━━ 文本块
EEVEE: 面向现实世界中自改进智能体的测试时提示学习

摘要

本文提出EEVEE——首个面向LLM智能体的多数据集测试时提示学习框架，能够应对真实任务流下的测试时提示学习挑战。现有方法主要针对单数据集场景设计，而实际应用要求模型处理来自多个数据集、领域及任务分布的异构输入流，这限制了它们的实用价值。为缓解跨数据集干扰，EEVEE引入了一个路由器，将输入按任务簇划分并分配给合适的提示配置。该设计通过路由器-提示协同进化策略进行优化，该策略采用交替的路由器与提示学习阶段，以解决两者的相互依赖问题。跨多个数据集的实验表明，该框架在保持单基准学习能力与效率的同时，提升了异构数据流下的鲁棒性。具体而言，相比Qwen3-4B-Instruct和DeepSeek-V3.2，EEVEE将多基准平均得分分别提升了10.38和24.32分，较当前最先进的GEPA与ACE方法分别高出最多37.2%和48.2%。

English

In this paper, we propose EEVEE, the first multi-dataset test-time prompt learning framework for LLM agents, enabling test-time prompt learning under real-world task streams. Existing methods are largely designed for single-dataset settings, while real-world applications require models to handle heterogeneous input streams drawn from multiple datasets, domains, and task distributions, limiting their practical applicability. To mitigate cross-dataset interference, EEVEE introduces a router that partitions incoming inputs into task clusters and assigns them to suitable prompt configurations. This design is optimized via a router-prompt co-evolution strategy, which employs interleaved router and prompt learning phases to address their mutual dependency. Experiments across multiple datasets demonstrate that the framework improves robustness under heterogeneous data streams while maintaining single-benchmark learning capability and efficiency. Specifically, EEVEE improves average multi-benchmark scores by 10.38 and 24.32 points over Qwen3-4B-Instruct and DeepSeek-V3.2, surpassing SOTA methods GEPA and ACE by up to 37.2% and 48.2%.
━━━━
━━ 所给记录
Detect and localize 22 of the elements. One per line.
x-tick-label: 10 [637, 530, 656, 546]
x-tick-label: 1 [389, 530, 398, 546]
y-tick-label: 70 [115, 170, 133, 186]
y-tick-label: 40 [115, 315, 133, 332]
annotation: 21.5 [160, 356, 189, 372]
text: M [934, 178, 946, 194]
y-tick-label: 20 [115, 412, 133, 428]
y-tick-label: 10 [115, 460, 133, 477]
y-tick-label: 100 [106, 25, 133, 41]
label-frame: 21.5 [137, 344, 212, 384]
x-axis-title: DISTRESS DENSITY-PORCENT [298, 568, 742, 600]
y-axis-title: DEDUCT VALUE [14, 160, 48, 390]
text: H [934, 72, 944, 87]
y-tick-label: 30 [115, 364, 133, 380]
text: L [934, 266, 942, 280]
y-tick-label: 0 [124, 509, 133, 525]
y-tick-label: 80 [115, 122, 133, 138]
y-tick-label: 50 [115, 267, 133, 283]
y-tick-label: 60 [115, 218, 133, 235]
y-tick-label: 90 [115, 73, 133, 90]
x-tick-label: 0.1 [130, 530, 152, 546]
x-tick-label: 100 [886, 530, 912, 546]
━━━━
▶ [任务]:
把上面文本块里从“EEVEE: 面向现实世界中自改进智能体的测试时提示学习”一直到“最多37.2%和48.2%。”的全部内容原样抄写出来。

▶ [预期输出]:
EEVEE: 面向现实世界中自改进智能体的测试时提示学习

摘要

本文提出EEVEE——首个面向LLM智能体的多数据集测试时提示学习框架，能够应对真实任务流下的测试时提示学习挑战。现有方法主要针对单数据集场景设计，而实际应用要求模型处理来自多个数据集、领域及任务分布的异构输入流，这限制了它们的实用价值。为缓解跨数据集干扰，EEVEE引入了一个路由器，将输入按任务簇划分并分配给合适的提示配置。该设计通过路由器-提示协同进化策略进行优化，该策略采用交替的路由器与提示学习阶段，以解决两者的相互依赖问题。跨多个数据集的实验表明，该框架在保持单基准学习能力与效率的同时，提升了异构数据流下的鲁棒性。具体而言，相比Qwen3-4B-Instruct和DeepSeek-V3.2，EEVEE将多基准平均得分分别提升了10.38和24.32分，较当前最先进的GEPA与ACE方法分别高出最多37.2%和48.2%。